Tuesday 15 October 2024

Flesh, worms and fashion

In Avot 2:8 Hillel lists five excesses in human appetite that lead to adverse consequences. The list opens with the following words:

מַרְבֶּה בָשָׂר מַרְבֶּה רִמָּה

The more the flesh, the more the worms.

The natural implication here is that gluttonous gourmandising is a bad thing. Eat too much and you become obese. In doing so, you are simply providing more nutrition for the worms who will consume your corpulent vastness when you die.

At one level this teaching seems obvious and needs no explanation. Neither of the two compendiums of largely Chasidic commentaries, the popular Hebrew collection in Mima’ayanei Netzach, and R’ Tal Moshe Zwecker’s English-language Ma’asei Avos, offers even a single word on it; nor do the Rambam,  the Sefat Emet, R’ Chaim Volozhiner (Ruach Chaim) or R’ Yisroel Miller (The Wisdom of Avos). Those commentators who do discuss it usually content themselves with homilies about the dangers of obesity and self-indulgence or with speculation as to whether the dead feel pain when their earthly remains are consumed by worms.

Is there any more to this teaching? Apparently so, in the view of R’ Shlomo Toperoff (Lev Avot). After stating that we eat too much food and that dieting has been prescribed by many doctors, Rabbi Toperoff surprisingly adds:

“Some connect ‘more flesh’ with immodesty in dress”.

This comment is all the more surprising when one considers that Rabbi Toperoff was writing back in the 1980s, when fat-shaming was normal practice and women who were overweight were more likely to be embarrassed and therefore avoid wearing clothes that would expose or draw attention to their figure.

**Collected material:**
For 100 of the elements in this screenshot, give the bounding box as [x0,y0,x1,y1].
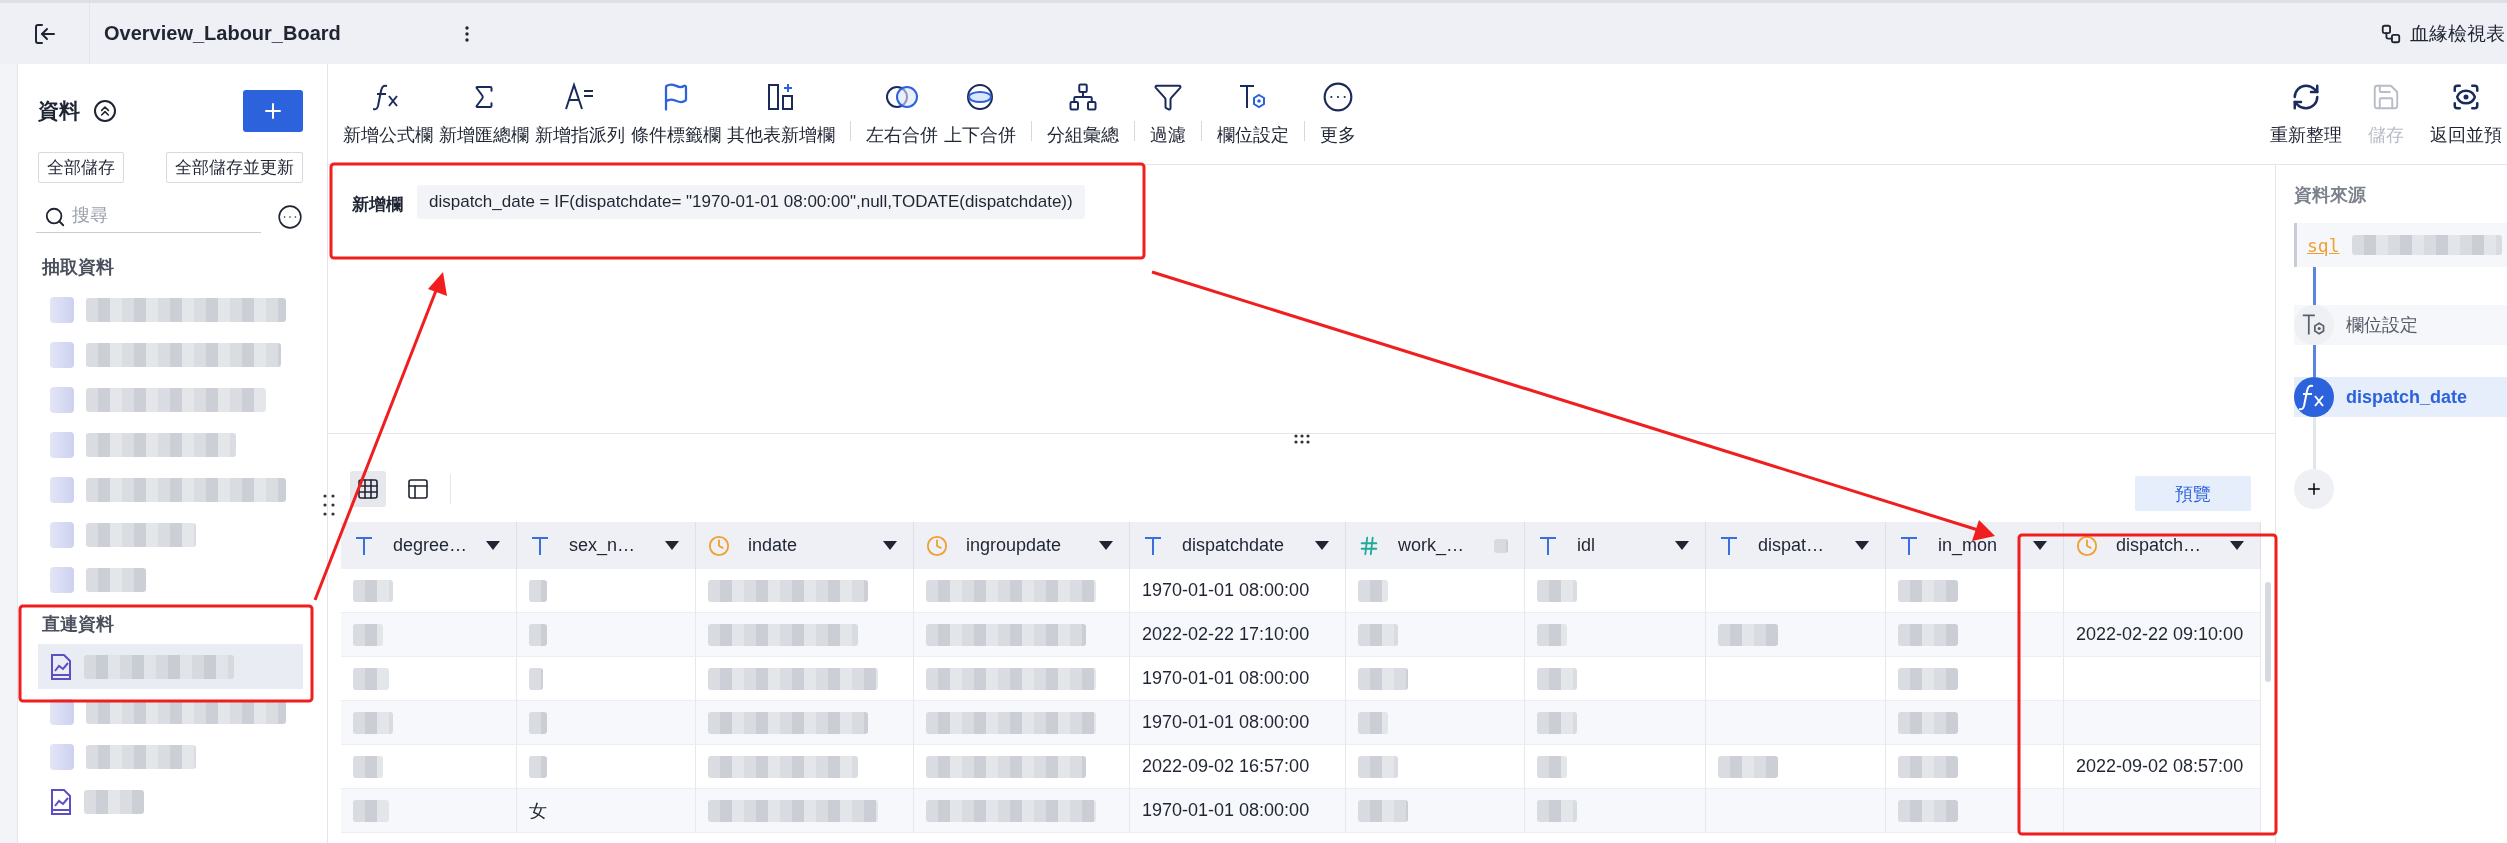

**To do:**
Please reproduce the piece on Hillel's saying "The more the flesh, the more the worms" in full, word for word from its date line to its last sentence.

**Written reply:**
Tuesday 15 October 2024

Flesh, worms and fashion

In Avot 2:8 Hillel lists five excesses in human appetite that lead to adverse consequences. The list opens with the following words:

מַרְבֶּה בָשָׂר מַרְבֶּה רִמָּה

The more the flesh, the more the worms.

The natural implication here is that gluttonous gourmandising is a bad thing. Eat too much and you become obese. In doing so, you are simply providing more nutrition for the worms who will consume your corpulent vastness when you die.

At one level this teaching seems obvious and needs no explanation. Neither of the two compendiums of largely Chasidic commentaries, the popular Hebrew collection in Mima’ayanei Netzach, and R’ Tal Moshe Zwecker’s English-language Ma’asei Avos, offers even a single word on it; nor do the Rambam,  the Sefat Emet, R’ Chaim Volozhiner (Ruach Chaim) or R’ Yisroel Miller (The Wisdom of Avos). Those commentators who do discuss it usually content themselves with homilies about the dangers of obesity and self-indulgence or with speculation as to whether the dead feel pain when their earthly remains are consumed by worms.

Is there any more to this teaching? Apparently so, in the view of R’ Shlomo Toperoff (Lev Avot). After stating that we eat too much food and that dieting has been prescribed by many doctors, Rabbi Toperoff surprisingly adds:

“Some connect ‘more flesh’ with immodesty in dress”.

This comment is all the more surprising when one considers that Rabbi Toperoff was writing back in the 1980s, when fat-shaming was normal practice and women who were overweight were more likely to be embarrassed and therefore avoid wearing clothes that would expose or draw attention to their figure.